Requirement: Looking at the listing beneath, work out how many lines hold "rate" and report only that figure.

Data supplied:
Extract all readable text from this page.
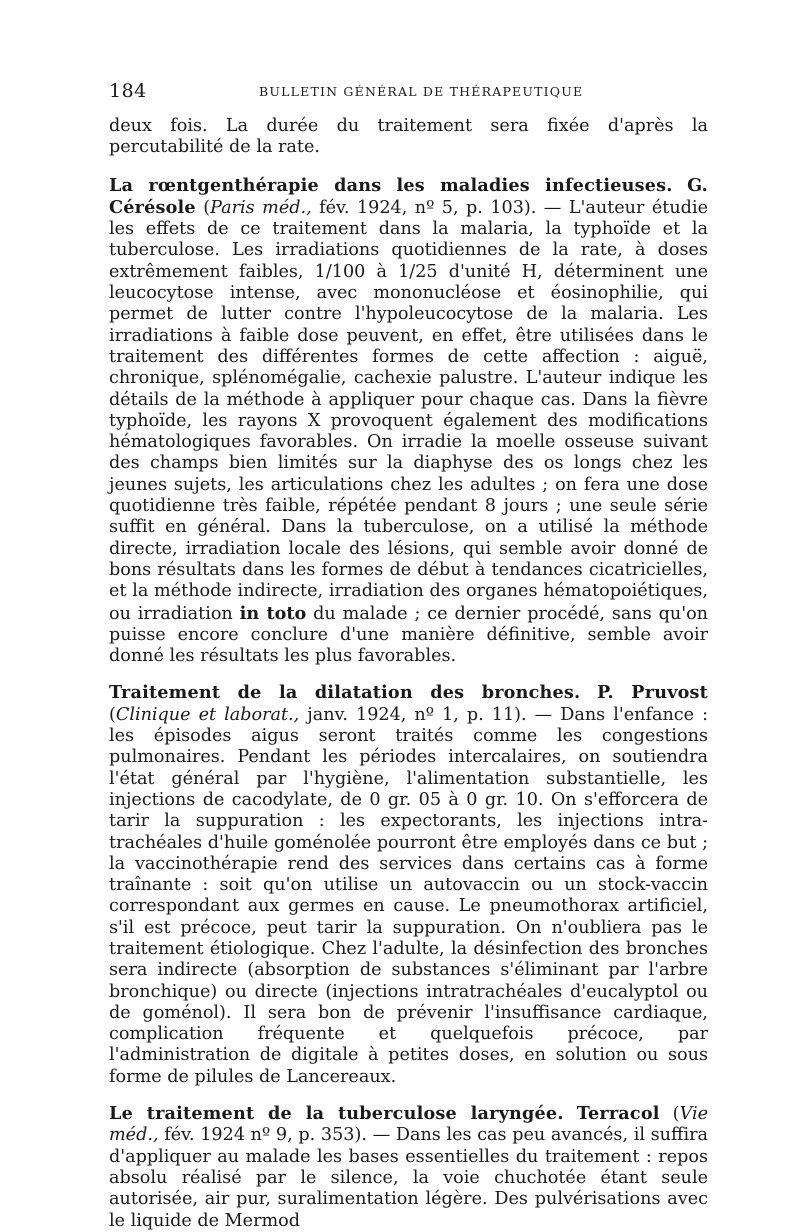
184	BULLETIN GÉNÉRAL DE THÉRAPEUTIQUE

deux fois. La durée du traitement sera fixée d'après la percutabilité de la rate.

La rœntgenthérapie dans les maladies infectieuses. G. Cérésole (Paris méd., fév. 1924, nº 5, p. 103). — L'auteur étudie les effets de ce traitement dans la malaria, la typhoïde et la tuberculose. Les irradiations quotidiennes de la rate, à doses extrêmement faibles, 1/100 à 1/25 d'unité H, déterminent une leucocytose intense, avec mononucléose et éosinophilie, qui permet de lutter contre l'hypoleucocytose de la malaria. Les irradiations à faible dose peuvent, en effet, être utilisées dans le traitement des différentes formes de cette affection : aiguë, chronique, splénomégalie, cachexie palustre. L'auteur indique les détails de la méthode à appliquer pour chaque cas. Dans la fièvre typhoïde, les rayons X provoquent également des modifications hématologiques favorables. On irradie la moelle osseuse suivant des champs bien limités sur la diaphyse des os longs chez les jeunes sujets, les articulations chez les adultes ; on fera une dose quotidienne très faible, répétée pendant 8 jours ; une seule série suffit en général. Dans la tuberculose, on a utilisé la méthode directe, irradiation locale des lésions, qui semble avoir donné de bons résultats dans les formes de début à tendances cicatricielles, et la méthode indirecte, irradiation des organes hématopoiétiques, ou irradiation in toto du malade ; ce dernier procédé, sans qu'on puisse encore conclure d'une manière définitive, semble avoir donné les résultats les plus favorables.

Traitement de la dilatation des bronches. P. Pruvost (Clinique et laborat., janv. 1924, nº 1, p. 11). — Dans l'enfance : les épisodes aigus seront traités comme les congestions pulmonaires. Pendant les périodes intercalaires, on soutiendra l'état général par l'hygiène, l'alimentation substantielle, les injections de cacodylate, de 0 gr. 05 à 0 gr. 10. On s'efforcera de tarir la suppuration : les expectorants, les injections intra-trachéales d'huile goménolée pourront être employés dans ce but ; la vaccinothérapie rend des services dans certains cas à forme traînante : soit qu'on utilise un autovaccin ou un stock-vaccin correspondant aux germes en cause. Le pneumothorax artificiel, s'il est précoce, peut tarir la suppuration. On n'oubliera pas le traitement étiologique. Chez l'adulte, la désinfection des bronches sera indirecte (absorption de substances s'éliminant par l'arbre bronchique) ou directe (injections intratrachéales d'eucalyptol ou de goménol). Il sera bon de prévenir l'insuffisance cardiaque, complication fréquente et quelquefois précoce, par l'administration de digitale à petites doses, en solution ou sous forme de pilules de Lancereaux.

Le traitement de la tuberculose laryngée. Terracol (Vie méd., fév. 1924 nº 9, p. 353). — Dans les cas peu avancés, il suffira d'appliquer au malade les bases essentielles du traitement : repos absolu réalisé par le silence, la voie chuchotée étant seule autorisée, air pur, suralimentation légère. Des pulvérisations avec le liquide de Mermod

The answer: 2